▸ What is being asked:
Gather all lines in the entries below that include the word "Volume".

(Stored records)
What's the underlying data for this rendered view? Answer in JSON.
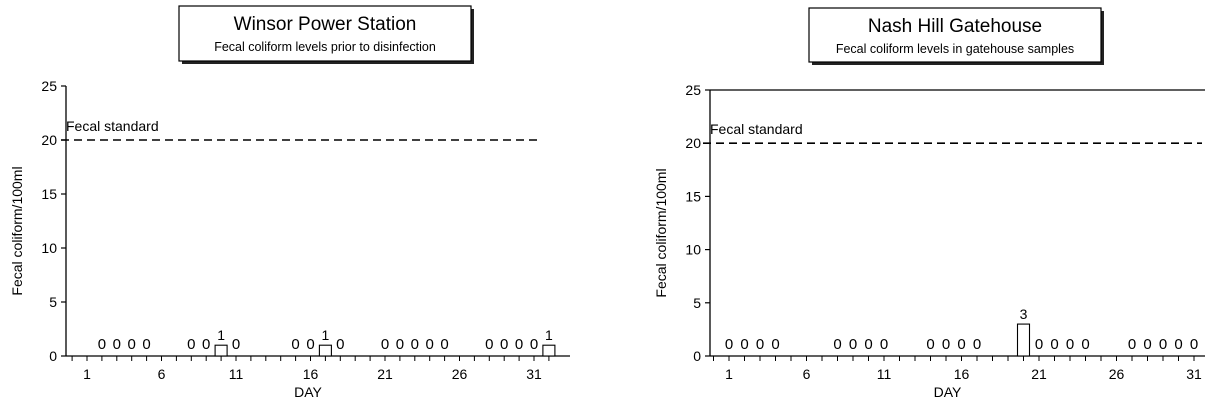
{
  "chart_data": [
    {
      "type": "bar",
      "title": "Winsor Power Station",
      "subtitle": "Fecal coliform levels prior to disinfection",
      "xlabel": "DAY",
      "ylabel": "Fecal coliform/100ml",
      "ylim": [
        0,
        25
      ],
      "y_ticks": [
        0,
        5,
        10,
        15,
        20,
        25
      ],
      "xlim": [
        1,
        31
      ],
      "x_ticks": [
        1,
        6,
        11,
        16,
        21,
        26,
        31
      ],
      "annotations": [
        {
          "text": "Fecal standard",
          "y": 20
        }
      ],
      "reference_line": {
        "y": 20,
        "style": "dashed"
      },
      "top_border": false,
      "bars": [
        {
          "x": 2,
          "value": 0
        },
        {
          "x": 3,
          "value": 0
        },
        {
          "x": 4,
          "value": 0
        },
        {
          "x": 5,
          "value": 0
        },
        {
          "x": 8,
          "value": 0
        },
        {
          "x": 9,
          "value": 0
        },
        {
          "x": 10,
          "value": 1
        },
        {
          "x": 11,
          "value": 0
        },
        {
          "x": 15,
          "value": 0
        },
        {
          "x": 16,
          "value": 0
        },
        {
          "x": 17,
          "value": 1
        },
        {
          "x": 18,
          "value": 0
        },
        {
          "x": 21,
          "value": 0
        },
        {
          "x": 22,
          "value": 0
        },
        {
          "x": 23,
          "value": 0
        },
        {
          "x": 24,
          "value": 0
        },
        {
          "x": 25,
          "value": 0
        },
        {
          "x": 28,
          "value": 0
        },
        {
          "x": 29,
          "value": 0
        },
        {
          "x": 30,
          "value": 0
        },
        {
          "x": 31,
          "value": 0
        },
        {
          "x": 32,
          "value": 1
        }
      ]
    },
    {
      "type": "bar",
      "title": "Nash Hill Gatehouse",
      "subtitle": "Fecal coliform levels in gatehouse samples",
      "xlabel": "DAY",
      "ylabel": "Fecal coliform/100ml",
      "ylim": [
        0,
        25
      ],
      "y_ticks": [
        0,
        5,
        10,
        15,
        20,
        25
      ],
      "xlim": [
        1,
        31
      ],
      "x_ticks": [
        1,
        6,
        11,
        16,
        21,
        26,
        31
      ],
      "annotations": [
        {
          "text": "Fecal standard",
          "y": 20
        }
      ],
      "reference_line": {
        "y": 20,
        "style": "dashed"
      },
      "top_border": true,
      "bars": [
        {
          "x": 1,
          "value": 0
        },
        {
          "x": 2,
          "value": 0
        },
        {
          "x": 3,
          "value": 0
        },
        {
          "x": 4,
          "value": 0
        },
        {
          "x": 8,
          "value": 0
        },
        {
          "x": 9,
          "value": 0
        },
        {
          "x": 10,
          "value": 0
        },
        {
          "x": 11,
          "value": 0
        },
        {
          "x": 14,
          "value": 0
        },
        {
          "x": 15,
          "value": 0
        },
        {
          "x": 16,
          "value": 0
        },
        {
          "x": 17,
          "value": 0
        },
        {
          "x": 20,
          "value": 3
        },
        {
          "x": 21,
          "value": 0
        },
        {
          "x": 22,
          "value": 0
        },
        {
          "x": 23,
          "value": 0
        },
        {
          "x": 24,
          "value": 0
        },
        {
          "x": 27,
          "value": 0
        },
        {
          "x": 28,
          "value": 0
        },
        {
          "x": 29,
          "value": 0
        },
        {
          "x": 30,
          "value": 0
        },
        {
          "x": 31,
          "value": 0
        }
      ]
    }
  ]
}
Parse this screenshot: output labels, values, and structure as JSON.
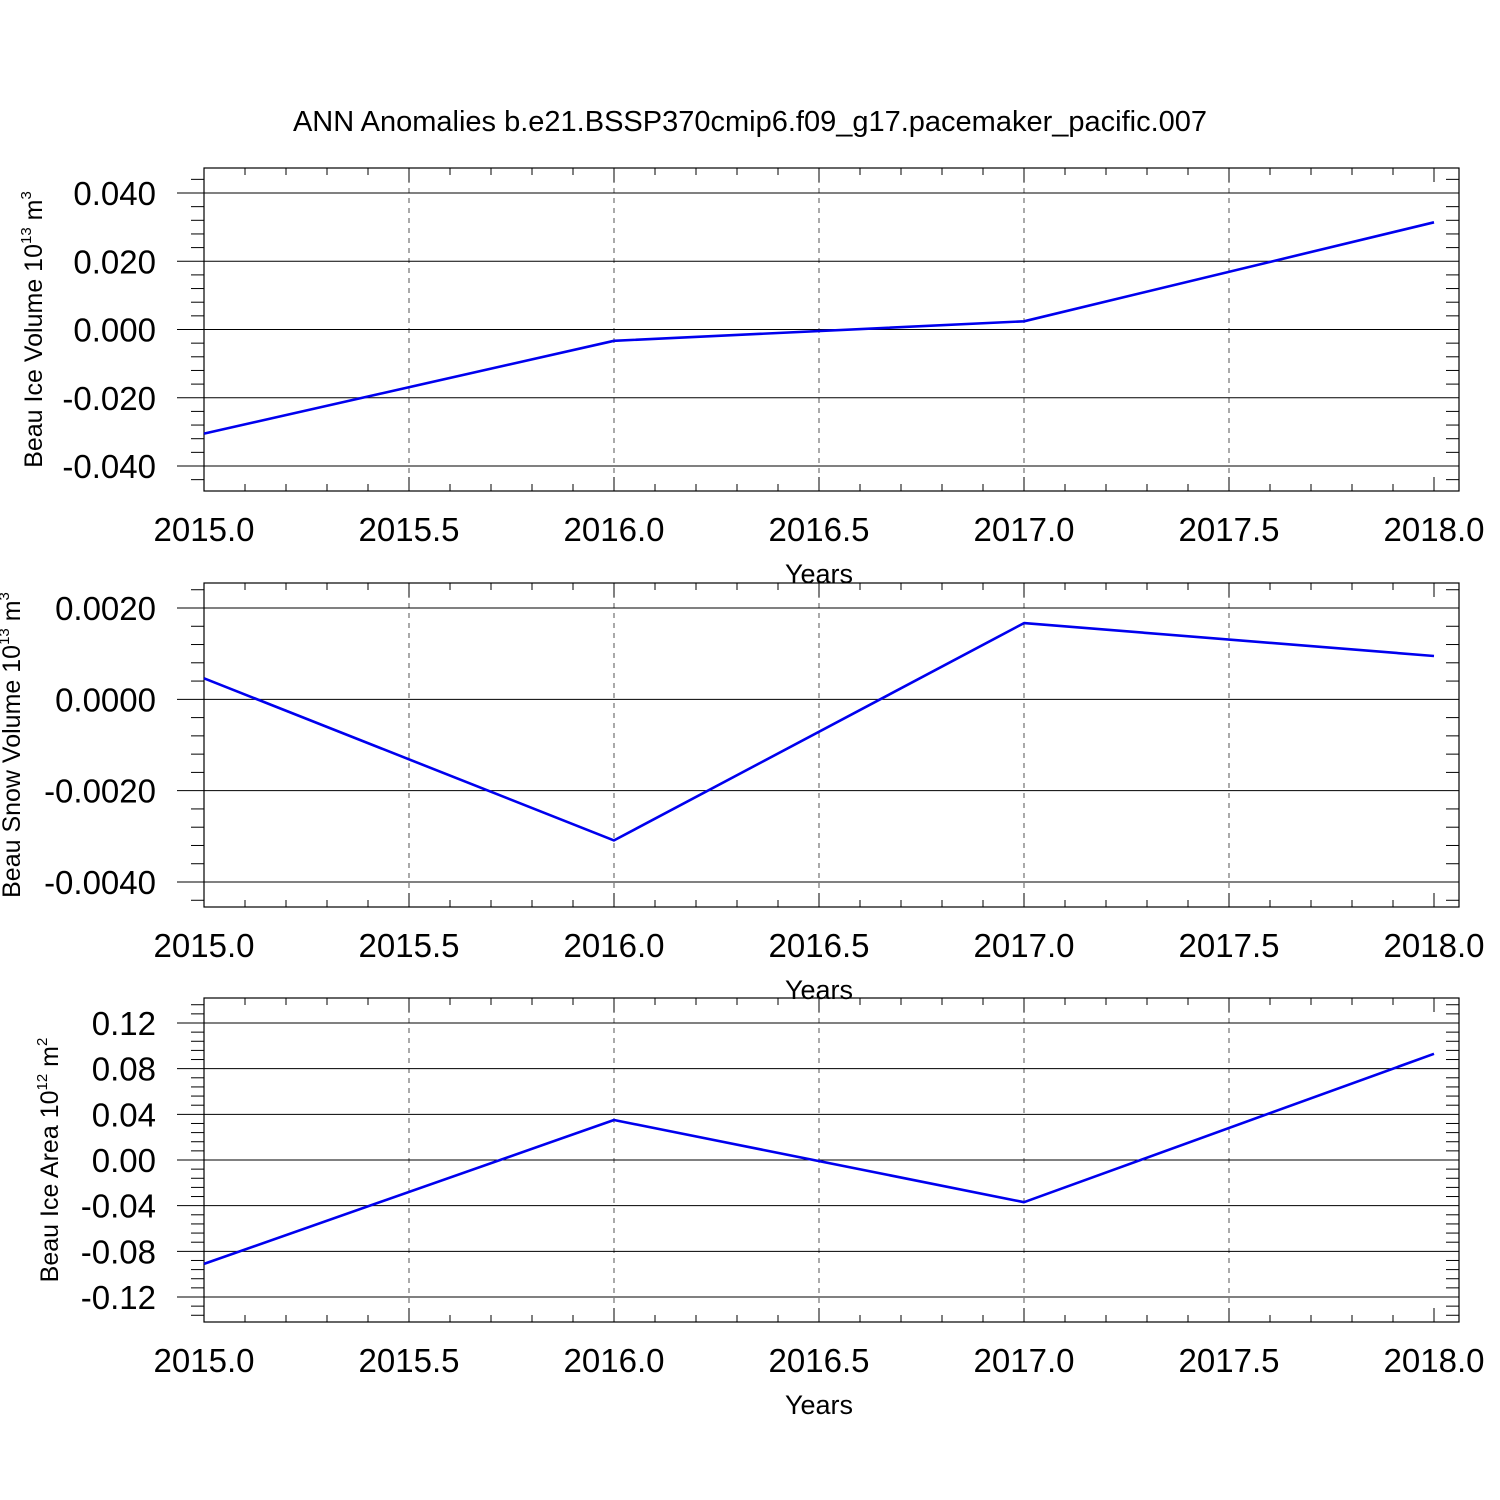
{
  "title": "ANN Anomalies b.e21.BSSP370cmip6.f09_g17.pacemaker_pacific.007",
  "colors": {
    "series": "#0000ee",
    "frame": "#000000",
    "grid": "#555555"
  },
  "chart_data": [
    {
      "type": "line",
      "ylabel": {
        "text": "Beau Ice Volume 10",
        "exp": "13",
        "unit": " m",
        "unit_exp": "3"
      },
      "xlabel": "Years",
      "xlim": [
        2015.0,
        2018.0
      ],
      "ylim": [
        -0.04,
        0.04
      ],
      "x_ticks": [
        "2015.0",
        "2015.5",
        "2016.0",
        "2016.5",
        "2017.0",
        "2017.5",
        "2018.0"
      ],
      "y_ticks": [
        "-0.040",
        "-0.020",
        "0.000",
        "0.020",
        "0.040"
      ],
      "grid": "x dashed",
      "x": [
        2015,
        2016,
        2017,
        2018
      ],
      "series": [
        {
          "values": [
            -0.0305,
            -0.0033,
            0.0024,
            0.0314
          ]
        }
      ]
    },
    {
      "type": "line",
      "ylabel": {
        "text": "Beau Snow Volume 10",
        "exp": "13",
        "unit": " m",
        "unit_exp": "3"
      },
      "xlabel": "Years",
      "xlim": [
        2015.0,
        2018.0
      ],
      "ylim": [
        -0.004,
        0.002
      ],
      "x_ticks": [
        "2015.0",
        "2015.5",
        "2016.0",
        "2016.5",
        "2017.0",
        "2017.5",
        "2018.0"
      ],
      "y_ticks": [
        "-0.0040",
        "-0.0020",
        "0.0000",
        "0.0020"
      ],
      "grid": "x dashed",
      "x": [
        2015,
        2016,
        2017,
        2018
      ],
      "series": [
        {
          "values": [
            0.00046,
            -0.00309,
            0.00167,
            0.00095
          ]
        }
      ]
    },
    {
      "type": "line",
      "ylabel": {
        "text": "Beau Ice Area 10",
        "exp": "12",
        "unit": " m",
        "unit_exp": "2"
      },
      "xlabel": "Years",
      "xlim": [
        2015.0,
        2018.0
      ],
      "ylim": [
        -0.12,
        0.12
      ],
      "x_ticks": [
        "2015.0",
        "2015.5",
        "2016.0",
        "2016.5",
        "2017.0",
        "2017.5",
        "2018.0"
      ],
      "y_ticks": [
        "-0.12",
        "-0.08",
        "-0.04",
        "0.00",
        "0.04",
        "0.08",
        "0.12"
      ],
      "grid": "x dashed",
      "x": [
        2015,
        2016,
        2017,
        2018
      ],
      "series": [
        {
          "values": [
            -0.091,
            0.035,
            -0.037,
            0.093
          ]
        }
      ]
    }
  ]
}
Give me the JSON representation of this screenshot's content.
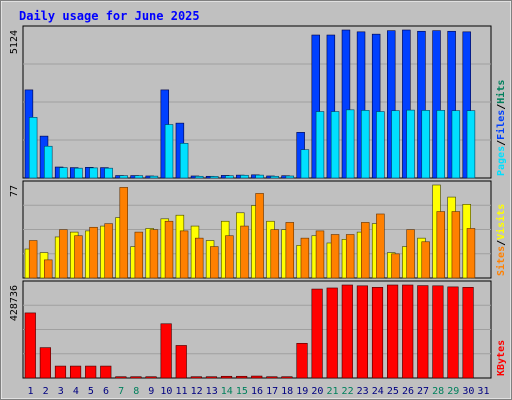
{
  "chart_data": [
    {
      "type": "bar",
      "title": "Daily usage for June 2025",
      "panel": "hits-files-pages",
      "categories": [
        "1",
        "2",
        "3",
        "4",
        "5",
        "6",
        "7",
        "8",
        "9",
        "10",
        "11",
        "12",
        "13",
        "14",
        "15",
        "16",
        "17",
        "18",
        "19",
        "20",
        "21",
        "22",
        "23",
        "24",
        "25",
        "26",
        "27",
        "28",
        "29",
        "30",
        "31"
      ],
      "y_max_label": "5124",
      "ylim": [
        0,
        5124
      ],
      "series": [
        {
          "name": "Hits",
          "color": "#00805c",
          "values": [
            3050,
            1450,
            380,
            360,
            370,
            360,
            85,
            85,
            70,
            3050,
            1900,
            70,
            60,
            90,
            100,
            110,
            70,
            80,
            1580,
            4950,
            4950,
            5124,
            5060,
            4980,
            5100,
            5124,
            5080,
            5100,
            5080,
            5060,
            0
          ]
        },
        {
          "name": "Files",
          "color": "#0040ff",
          "values": [
            3050,
            1450,
            380,
            360,
            370,
            360,
            85,
            85,
            70,
            3050,
            1900,
            70,
            60,
            90,
            100,
            110,
            70,
            80,
            1580,
            4950,
            4950,
            5124,
            5060,
            4980,
            5100,
            5124,
            5080,
            5100,
            5080,
            5060,
            0
          ]
        },
        {
          "name": "Pages",
          "color": "#00e0ff",
          "values": [
            2100,
            1100,
            360,
            340,
            350,
            340,
            80,
            80,
            65,
            1850,
            1200,
            60,
            55,
            80,
            95,
            100,
            60,
            70,
            980,
            2300,
            2300,
            2360,
            2340,
            2300,
            2330,
            2350,
            2340,
            2340,
            2330,
            2330,
            0
          ]
        }
      ],
      "legend_placement": "right"
    },
    {
      "type": "bar",
      "panel": "visits-sites",
      "categories": [
        "1",
        "2",
        "3",
        "4",
        "5",
        "6",
        "7",
        "8",
        "9",
        "10",
        "11",
        "12",
        "13",
        "14",
        "15",
        "16",
        "17",
        "18",
        "19",
        "20",
        "21",
        "22",
        "23",
        "24",
        "25",
        "26",
        "27",
        "28",
        "29",
        "30",
        "31"
      ],
      "y_max_label": "77",
      "ylim": [
        0,
        77
      ],
      "series": [
        {
          "name": "Visits",
          "color": "#ffff00",
          "values": [
            24,
            21,
            34,
            38,
            39,
            43,
            50,
            26,
            41,
            49,
            52,
            43,
            31,
            47,
            54,
            60,
            47,
            40,
            27,
            35,
            29,
            32,
            38,
            45,
            21,
            26,
            33,
            77,
            67,
            61,
            0
          ]
        },
        {
          "name": "Sites",
          "color": "#ff8000",
          "values": [
            31,
            15,
            40,
            35,
            42,
            45,
            75,
            38,
            40,
            47,
            39,
            33,
            26,
            35,
            43,
            70,
            40,
            46,
            33,
            39,
            36,
            36,
            46,
            53,
            20,
            40,
            30,
            55,
            55,
            41,
            0
          ]
        }
      ],
      "legend_placement": "right"
    },
    {
      "type": "bar",
      "panel": "kbytes",
      "categories": [
        "1",
        "2",
        "3",
        "4",
        "5",
        "6",
        "7",
        "8",
        "9",
        "10",
        "11",
        "12",
        "13",
        "14",
        "15",
        "16",
        "17",
        "18",
        "19",
        "20",
        "21",
        "22",
        "23",
        "24",
        "25",
        "26",
        "27",
        "28",
        "29",
        "30",
        "31"
      ],
      "y_max_label": "428736",
      "ylim": [
        0,
        428736
      ],
      "series": [
        {
          "name": "KBytes",
          "color": "#ff0000",
          "values": [
            300000,
            140000,
            55000,
            55000,
            55000,
            55000,
            6000,
            6000,
            6000,
            250000,
            150000,
            6000,
            6000,
            8000,
            8000,
            9000,
            6000,
            6000,
            160000,
            410000,
            415000,
            428736,
            425000,
            418000,
            428736,
            428736,
            426000,
            425000,
            420000,
            418000,
            0
          ]
        }
      ],
      "legend_placement": "right"
    }
  ],
  "weekend_days": [
    "7",
    "8",
    "14",
    "15",
    "21",
    "22",
    "28",
    "29"
  ],
  "colors": {
    "background": "#c0c0c0",
    "plot_bg": "#c0c0c0",
    "title": "#0000ff",
    "day_label": "#000080",
    "weekend_label": "#00805c",
    "gridline": "#a0a0a0"
  }
}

▸ Task response:
        "text": "Beau Ice Volume 10",
        "text": "Beau Snow Volume 10",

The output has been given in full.